List of tasks:
1. Write out the New Year's blog post from "I've always loved" to "slow and romantic.", inclusive, substituting "sequins" for "sparkles".
2. Turn the paragraph of the New Year's blog post that begins "I stopped writing my book" into a list, keeping its main facts.

Excerpted passage:
■ ■ ■ ■ ■ ■ ■

Hindsight is 2020 (or some BS like that)
I've always loved New Year's Eve. I've always dreamed I'd celebrate the holiday in a crowded dark room while the ball slowly drops in the most boring of ways. I would be clothed in sparkles from head to toe. When the glowing ball hit the floor, people would pop streamers and blow kazoos and slurred Happy New Year would ring in the room. I always imagined a kiss, slow and romantic.
This New Years did not amount to that. I was with my family drinking Prossecco and watching the sloshed news reporters string words together as they attempted to hold a conversation with the painfully sober Mariah Carey. It was fun - I love my family, sparkly wine, and watching drunk people - but it wasn't exactly happy either.
This last year hasn't amounted to a sparkly celebration of life. To be frank, this was one of the worst years of my life, and I'm sure others might be able to say the same. So as the ball dropped, it was hard not to be pessimistic. 2020 sucked, and the new year is just a benchmarker on how long the suck has lasted. This blog is about loss, but for once I don't particularly want to talk about it.
I stopped writing my book, but I wrote a research article on Writer Identity that is likely getting published this summer. I moved into a house. I went on a date and subsequently fell in love. I started seeing a therapist and a trauma support group. I went to a Black Lives Matter protest for the first time. I have learned a lot through Instagram and YA novels. I started watching Avatar the Last Airbender. I've even bought all the comic books. I took class in bed. I bought four fish and one frog. I started taking Tai Chi classes at Chan's Kung Fu School. I have been studying for a month now. Tai Chi is about balance. You ground your feet and let your arms flow as if moving through water.
This is my wish for the New Year, that we regain a sense of balance. I know 2021 will hardly differ from its predecessor, but I hope to balance the pain with joy. I do not expect things to turn around, but I expect to heal, read, learn, and more. And most importantly I hope to wear a sparkly dress and earn my purple belt.

■ ■ ■ ■ ■ ■ ■

The data:
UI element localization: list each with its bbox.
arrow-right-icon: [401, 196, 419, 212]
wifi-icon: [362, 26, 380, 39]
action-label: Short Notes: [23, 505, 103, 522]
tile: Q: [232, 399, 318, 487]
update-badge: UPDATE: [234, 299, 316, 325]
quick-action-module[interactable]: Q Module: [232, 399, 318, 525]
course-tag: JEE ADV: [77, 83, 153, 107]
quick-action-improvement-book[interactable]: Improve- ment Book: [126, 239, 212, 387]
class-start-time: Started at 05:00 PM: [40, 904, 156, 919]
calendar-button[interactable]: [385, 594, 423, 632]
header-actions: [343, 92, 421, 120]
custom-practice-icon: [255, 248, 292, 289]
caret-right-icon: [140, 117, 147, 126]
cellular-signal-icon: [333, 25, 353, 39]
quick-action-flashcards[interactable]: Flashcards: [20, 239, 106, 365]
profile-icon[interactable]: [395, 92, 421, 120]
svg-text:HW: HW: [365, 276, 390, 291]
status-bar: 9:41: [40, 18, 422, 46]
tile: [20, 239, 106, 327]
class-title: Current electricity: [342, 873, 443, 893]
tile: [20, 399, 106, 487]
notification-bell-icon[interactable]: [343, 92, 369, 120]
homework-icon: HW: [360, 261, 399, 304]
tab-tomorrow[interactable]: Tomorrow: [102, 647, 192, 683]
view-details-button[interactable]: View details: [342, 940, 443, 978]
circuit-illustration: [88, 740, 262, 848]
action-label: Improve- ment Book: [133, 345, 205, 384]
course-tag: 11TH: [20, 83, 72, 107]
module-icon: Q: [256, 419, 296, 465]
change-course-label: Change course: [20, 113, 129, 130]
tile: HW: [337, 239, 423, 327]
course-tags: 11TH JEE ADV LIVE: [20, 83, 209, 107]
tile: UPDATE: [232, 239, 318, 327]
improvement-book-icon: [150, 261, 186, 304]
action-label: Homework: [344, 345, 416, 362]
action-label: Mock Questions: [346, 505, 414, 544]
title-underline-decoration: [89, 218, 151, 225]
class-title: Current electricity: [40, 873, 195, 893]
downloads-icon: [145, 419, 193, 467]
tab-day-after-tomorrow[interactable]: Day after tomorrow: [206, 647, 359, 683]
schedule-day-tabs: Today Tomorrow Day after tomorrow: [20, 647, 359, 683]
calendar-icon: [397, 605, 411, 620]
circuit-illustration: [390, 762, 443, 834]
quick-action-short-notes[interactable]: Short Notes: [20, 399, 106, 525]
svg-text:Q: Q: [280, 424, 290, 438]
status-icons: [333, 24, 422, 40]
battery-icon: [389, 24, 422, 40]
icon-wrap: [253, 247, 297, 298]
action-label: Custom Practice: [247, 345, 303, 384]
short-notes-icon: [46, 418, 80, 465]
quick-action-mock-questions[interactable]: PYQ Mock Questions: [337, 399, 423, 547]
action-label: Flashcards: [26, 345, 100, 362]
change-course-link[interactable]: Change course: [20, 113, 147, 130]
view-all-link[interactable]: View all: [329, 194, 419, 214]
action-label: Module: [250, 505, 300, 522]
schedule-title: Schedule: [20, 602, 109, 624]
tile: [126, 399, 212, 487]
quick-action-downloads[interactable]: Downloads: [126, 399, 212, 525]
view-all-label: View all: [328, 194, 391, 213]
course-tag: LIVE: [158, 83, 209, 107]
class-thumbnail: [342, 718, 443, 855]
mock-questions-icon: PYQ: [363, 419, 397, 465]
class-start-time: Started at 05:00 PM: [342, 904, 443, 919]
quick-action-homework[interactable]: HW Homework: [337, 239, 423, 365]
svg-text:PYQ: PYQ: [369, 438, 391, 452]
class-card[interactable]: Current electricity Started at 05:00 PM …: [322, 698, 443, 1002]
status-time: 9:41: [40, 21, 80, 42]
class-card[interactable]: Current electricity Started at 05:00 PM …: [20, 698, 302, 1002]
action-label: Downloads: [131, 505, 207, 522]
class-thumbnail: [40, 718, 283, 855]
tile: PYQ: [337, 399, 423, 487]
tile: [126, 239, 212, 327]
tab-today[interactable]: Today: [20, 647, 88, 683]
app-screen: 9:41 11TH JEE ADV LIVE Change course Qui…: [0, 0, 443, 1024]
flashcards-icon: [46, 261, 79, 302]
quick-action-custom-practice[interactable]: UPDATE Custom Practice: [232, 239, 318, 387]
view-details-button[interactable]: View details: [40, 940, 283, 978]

■ ■ ■ ■ ■ ■ ■

Solutions in order:
1.
I've always loved New Year's Eve. I've always dreamed I'd celebrate the holiday in a crowded dark room while the ball slowly drops in the most boring of ways. I would be clothed in sequins from head to toe. When the glowing ball hit the floor, people would pop streamers and blow kazoos and slurred Happy New Year would ring in the room. I always imagined a kiss, slow and romantic.

2.
- Stopped writing a book but wrote a research article on Writer Identity, likely to be published this summer
- Moved into a house
- Went on a date and fell in love
- Started seeing a therapist and joined a trauma support group
- Attended a Black Lives Matter protest for the first time
- Learned a lot through Instagram and YA novels
- Started watching Avatar the Last Airbender and bought all the comic books
- Took class in bed
- Bought four fish and one frog
- Began Tai Chi classes at Chan's Kung Fu School a month ago. Tai Chi is about balance: feet grounded, arms flowing as if moving through water